** START **

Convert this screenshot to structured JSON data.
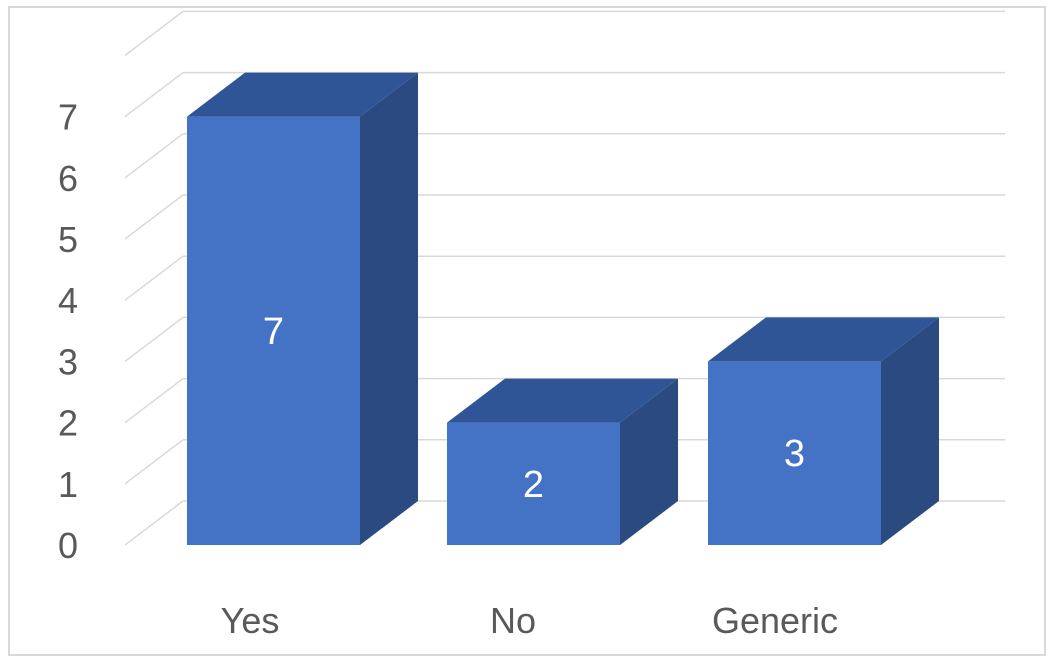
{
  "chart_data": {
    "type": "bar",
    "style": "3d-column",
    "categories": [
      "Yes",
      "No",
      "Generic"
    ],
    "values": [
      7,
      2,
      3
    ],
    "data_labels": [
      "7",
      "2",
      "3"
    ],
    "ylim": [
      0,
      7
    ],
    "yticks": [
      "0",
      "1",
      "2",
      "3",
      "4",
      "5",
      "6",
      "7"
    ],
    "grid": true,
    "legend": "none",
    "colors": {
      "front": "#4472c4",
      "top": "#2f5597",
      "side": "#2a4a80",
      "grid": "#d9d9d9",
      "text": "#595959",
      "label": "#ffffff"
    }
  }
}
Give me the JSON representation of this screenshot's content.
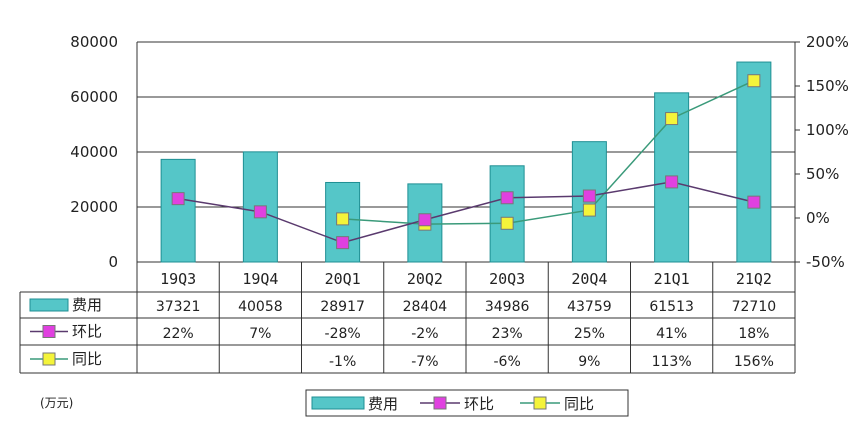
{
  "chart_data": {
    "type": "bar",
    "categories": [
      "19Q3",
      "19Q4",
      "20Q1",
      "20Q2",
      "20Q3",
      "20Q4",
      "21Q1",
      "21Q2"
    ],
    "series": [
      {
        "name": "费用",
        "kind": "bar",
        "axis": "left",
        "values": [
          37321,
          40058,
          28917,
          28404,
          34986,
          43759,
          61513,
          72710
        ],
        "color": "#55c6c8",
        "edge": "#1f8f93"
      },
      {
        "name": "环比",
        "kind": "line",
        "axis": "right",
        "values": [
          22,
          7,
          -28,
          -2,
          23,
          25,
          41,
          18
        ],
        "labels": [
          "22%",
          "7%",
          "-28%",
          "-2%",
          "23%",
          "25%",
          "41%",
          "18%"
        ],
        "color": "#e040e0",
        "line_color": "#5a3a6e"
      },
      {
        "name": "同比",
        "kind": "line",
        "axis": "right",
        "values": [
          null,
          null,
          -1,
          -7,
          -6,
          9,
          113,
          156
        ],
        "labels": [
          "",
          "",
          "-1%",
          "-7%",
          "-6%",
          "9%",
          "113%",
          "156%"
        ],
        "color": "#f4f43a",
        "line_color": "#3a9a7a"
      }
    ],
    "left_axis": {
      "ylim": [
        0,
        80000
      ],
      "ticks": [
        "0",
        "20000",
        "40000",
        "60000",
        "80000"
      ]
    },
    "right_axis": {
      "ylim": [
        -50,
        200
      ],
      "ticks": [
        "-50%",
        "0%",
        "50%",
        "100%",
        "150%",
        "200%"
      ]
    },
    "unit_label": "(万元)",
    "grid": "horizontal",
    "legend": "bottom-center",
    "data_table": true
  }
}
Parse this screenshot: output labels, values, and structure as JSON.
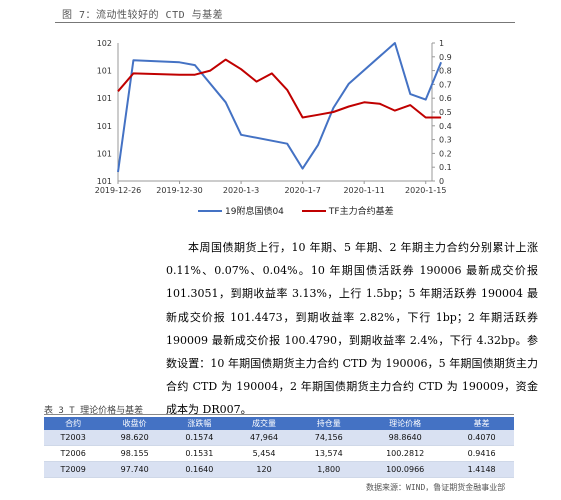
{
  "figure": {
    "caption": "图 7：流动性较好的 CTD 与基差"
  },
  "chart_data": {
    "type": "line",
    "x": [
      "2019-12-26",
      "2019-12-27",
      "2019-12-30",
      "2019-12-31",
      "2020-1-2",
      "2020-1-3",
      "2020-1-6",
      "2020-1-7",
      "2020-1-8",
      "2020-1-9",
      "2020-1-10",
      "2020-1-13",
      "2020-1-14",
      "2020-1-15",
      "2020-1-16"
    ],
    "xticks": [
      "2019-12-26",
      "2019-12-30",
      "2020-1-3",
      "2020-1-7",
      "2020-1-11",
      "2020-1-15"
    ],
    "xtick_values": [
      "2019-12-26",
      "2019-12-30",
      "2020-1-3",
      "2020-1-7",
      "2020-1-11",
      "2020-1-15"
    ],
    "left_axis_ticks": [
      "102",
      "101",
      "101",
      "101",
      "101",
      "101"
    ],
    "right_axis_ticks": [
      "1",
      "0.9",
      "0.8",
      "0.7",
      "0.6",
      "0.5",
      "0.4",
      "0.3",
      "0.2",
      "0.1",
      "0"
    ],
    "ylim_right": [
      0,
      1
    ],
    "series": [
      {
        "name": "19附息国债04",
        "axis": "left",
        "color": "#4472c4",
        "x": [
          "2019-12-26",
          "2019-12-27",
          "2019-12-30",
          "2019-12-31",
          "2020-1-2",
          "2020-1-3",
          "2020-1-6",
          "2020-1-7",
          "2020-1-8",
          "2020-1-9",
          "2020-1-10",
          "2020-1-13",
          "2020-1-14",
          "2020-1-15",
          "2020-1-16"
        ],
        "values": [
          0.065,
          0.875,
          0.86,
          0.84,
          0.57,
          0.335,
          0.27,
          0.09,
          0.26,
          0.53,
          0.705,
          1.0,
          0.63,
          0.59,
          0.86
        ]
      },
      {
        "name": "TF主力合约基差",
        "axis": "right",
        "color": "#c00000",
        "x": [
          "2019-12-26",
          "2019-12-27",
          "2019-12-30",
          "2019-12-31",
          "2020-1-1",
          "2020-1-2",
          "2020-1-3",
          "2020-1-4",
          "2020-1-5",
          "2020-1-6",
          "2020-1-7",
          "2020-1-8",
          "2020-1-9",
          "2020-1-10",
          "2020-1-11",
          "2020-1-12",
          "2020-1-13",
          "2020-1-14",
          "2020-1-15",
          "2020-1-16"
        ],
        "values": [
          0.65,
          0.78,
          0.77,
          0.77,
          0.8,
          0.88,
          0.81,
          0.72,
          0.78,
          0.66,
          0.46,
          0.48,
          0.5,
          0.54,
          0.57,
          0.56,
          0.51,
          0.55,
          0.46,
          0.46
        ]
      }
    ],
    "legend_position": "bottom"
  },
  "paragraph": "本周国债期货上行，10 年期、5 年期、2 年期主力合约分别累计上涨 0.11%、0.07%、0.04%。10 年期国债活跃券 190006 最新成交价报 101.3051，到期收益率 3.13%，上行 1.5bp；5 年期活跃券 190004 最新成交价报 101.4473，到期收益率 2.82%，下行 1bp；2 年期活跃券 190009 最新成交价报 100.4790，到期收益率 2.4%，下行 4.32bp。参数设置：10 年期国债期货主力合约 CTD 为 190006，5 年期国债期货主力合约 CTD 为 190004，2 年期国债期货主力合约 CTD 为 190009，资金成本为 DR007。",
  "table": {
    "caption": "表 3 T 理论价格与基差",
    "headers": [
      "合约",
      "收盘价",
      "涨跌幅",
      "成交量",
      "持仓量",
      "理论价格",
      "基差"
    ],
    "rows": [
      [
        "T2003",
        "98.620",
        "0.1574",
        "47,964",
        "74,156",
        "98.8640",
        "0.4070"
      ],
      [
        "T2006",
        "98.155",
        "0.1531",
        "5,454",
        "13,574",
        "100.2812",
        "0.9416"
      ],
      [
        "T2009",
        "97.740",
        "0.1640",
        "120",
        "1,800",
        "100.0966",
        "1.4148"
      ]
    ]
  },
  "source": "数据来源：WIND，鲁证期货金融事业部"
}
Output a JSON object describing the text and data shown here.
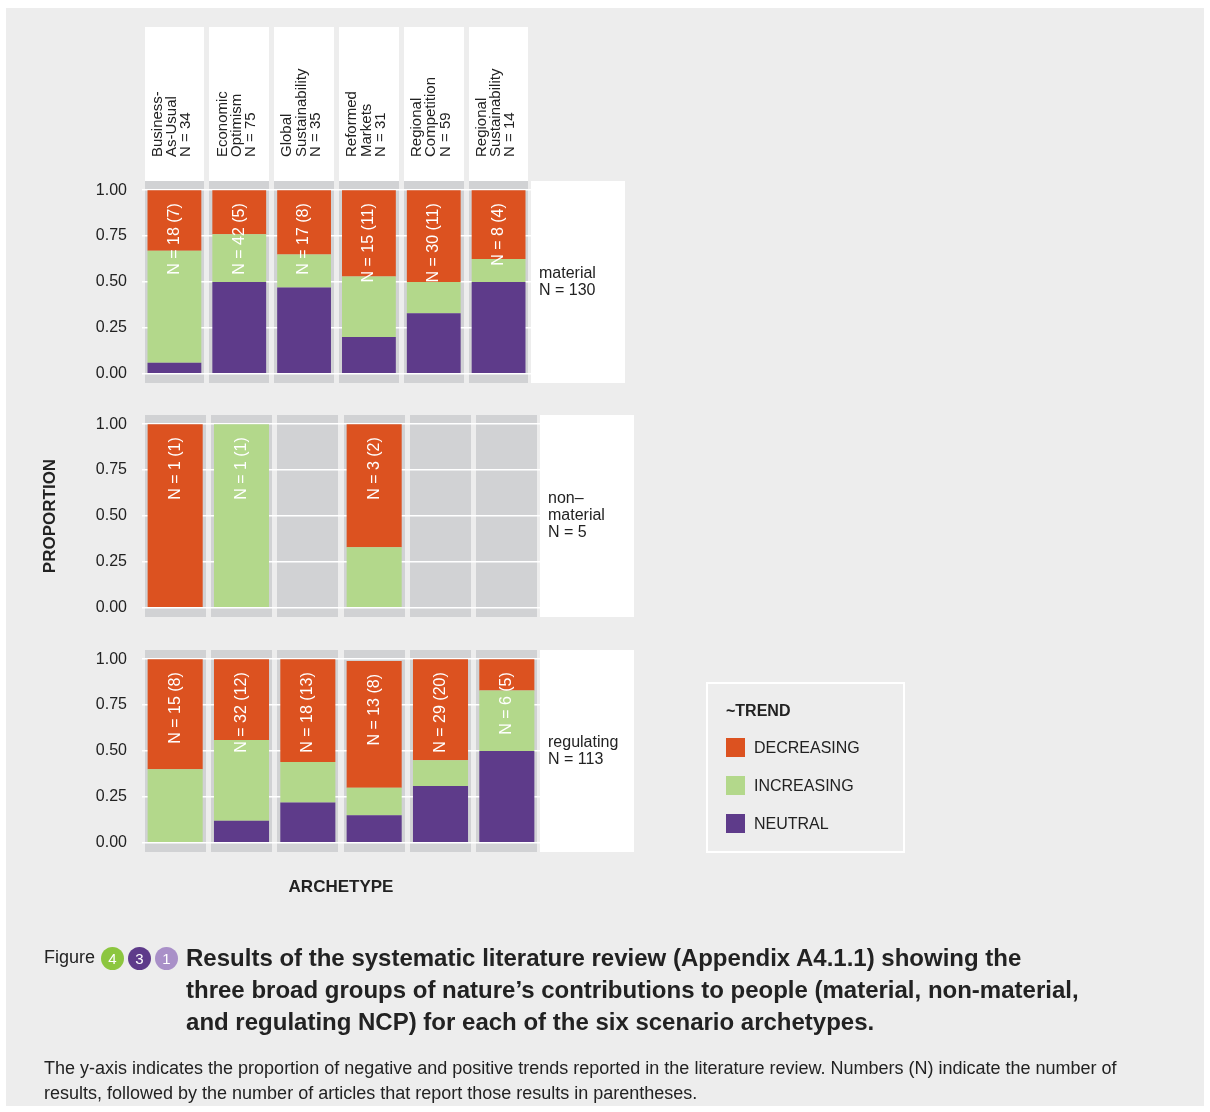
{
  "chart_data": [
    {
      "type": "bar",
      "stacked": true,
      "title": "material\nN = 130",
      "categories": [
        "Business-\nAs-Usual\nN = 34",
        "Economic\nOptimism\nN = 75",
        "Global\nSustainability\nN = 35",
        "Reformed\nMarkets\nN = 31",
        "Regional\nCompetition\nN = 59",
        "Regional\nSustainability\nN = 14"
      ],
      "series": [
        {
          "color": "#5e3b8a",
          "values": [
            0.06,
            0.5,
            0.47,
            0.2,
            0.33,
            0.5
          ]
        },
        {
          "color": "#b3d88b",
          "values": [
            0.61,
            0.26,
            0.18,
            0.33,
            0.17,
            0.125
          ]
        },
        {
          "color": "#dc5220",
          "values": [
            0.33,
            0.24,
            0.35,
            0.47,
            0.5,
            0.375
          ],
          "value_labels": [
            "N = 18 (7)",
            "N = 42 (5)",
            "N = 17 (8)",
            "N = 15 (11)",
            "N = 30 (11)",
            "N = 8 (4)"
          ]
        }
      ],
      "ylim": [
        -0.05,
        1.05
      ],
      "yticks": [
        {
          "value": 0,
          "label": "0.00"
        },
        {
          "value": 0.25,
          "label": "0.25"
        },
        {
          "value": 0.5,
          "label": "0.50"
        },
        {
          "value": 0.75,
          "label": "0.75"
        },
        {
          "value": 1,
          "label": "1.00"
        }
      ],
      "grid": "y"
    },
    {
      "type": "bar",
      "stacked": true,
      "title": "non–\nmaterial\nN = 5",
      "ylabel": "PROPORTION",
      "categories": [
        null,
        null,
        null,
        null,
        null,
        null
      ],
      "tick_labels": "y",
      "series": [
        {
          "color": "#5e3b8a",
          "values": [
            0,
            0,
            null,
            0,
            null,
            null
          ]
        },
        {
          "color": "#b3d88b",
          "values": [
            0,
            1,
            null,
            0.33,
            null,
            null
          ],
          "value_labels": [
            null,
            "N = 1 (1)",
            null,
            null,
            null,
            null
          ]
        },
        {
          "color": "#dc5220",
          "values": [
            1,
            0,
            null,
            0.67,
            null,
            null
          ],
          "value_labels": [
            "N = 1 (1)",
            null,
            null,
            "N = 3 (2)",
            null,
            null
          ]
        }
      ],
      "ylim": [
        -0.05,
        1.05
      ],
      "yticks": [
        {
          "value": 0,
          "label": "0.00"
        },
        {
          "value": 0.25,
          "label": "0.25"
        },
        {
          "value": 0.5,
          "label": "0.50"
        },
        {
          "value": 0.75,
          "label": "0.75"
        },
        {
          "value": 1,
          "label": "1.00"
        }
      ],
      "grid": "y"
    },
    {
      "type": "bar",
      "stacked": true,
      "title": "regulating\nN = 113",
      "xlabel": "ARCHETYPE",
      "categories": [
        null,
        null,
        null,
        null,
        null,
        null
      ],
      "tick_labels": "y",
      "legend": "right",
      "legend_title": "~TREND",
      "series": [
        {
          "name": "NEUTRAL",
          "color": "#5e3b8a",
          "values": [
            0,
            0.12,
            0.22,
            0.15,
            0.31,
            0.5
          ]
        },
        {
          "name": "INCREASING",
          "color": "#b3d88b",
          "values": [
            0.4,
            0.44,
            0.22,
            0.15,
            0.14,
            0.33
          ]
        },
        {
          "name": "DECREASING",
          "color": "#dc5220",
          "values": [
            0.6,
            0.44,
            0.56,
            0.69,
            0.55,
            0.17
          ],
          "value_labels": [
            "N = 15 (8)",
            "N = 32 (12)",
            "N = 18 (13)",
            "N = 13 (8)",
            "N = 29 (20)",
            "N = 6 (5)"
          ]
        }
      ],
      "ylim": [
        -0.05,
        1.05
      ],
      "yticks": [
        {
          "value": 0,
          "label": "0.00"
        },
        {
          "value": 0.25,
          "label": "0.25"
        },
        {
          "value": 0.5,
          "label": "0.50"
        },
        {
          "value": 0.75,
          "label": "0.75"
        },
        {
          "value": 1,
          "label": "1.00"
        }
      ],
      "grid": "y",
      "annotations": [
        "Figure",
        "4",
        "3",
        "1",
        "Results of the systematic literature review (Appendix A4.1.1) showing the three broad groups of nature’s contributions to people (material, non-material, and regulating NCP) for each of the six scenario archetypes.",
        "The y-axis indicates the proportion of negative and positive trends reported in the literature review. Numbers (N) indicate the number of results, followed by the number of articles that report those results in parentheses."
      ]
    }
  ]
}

** END **

Your task:
Gather all lines from the listing above in which "name" occurs.

Exercise solution:
        "name": "费用",
        "name": "环比",
        "name": "同比",
        "name": "19附息国债04",
        "name": "TF主力合约基差",
          "name": "NEUTRAL",
          "name": "INCREASING",
          "name": "DECREASING",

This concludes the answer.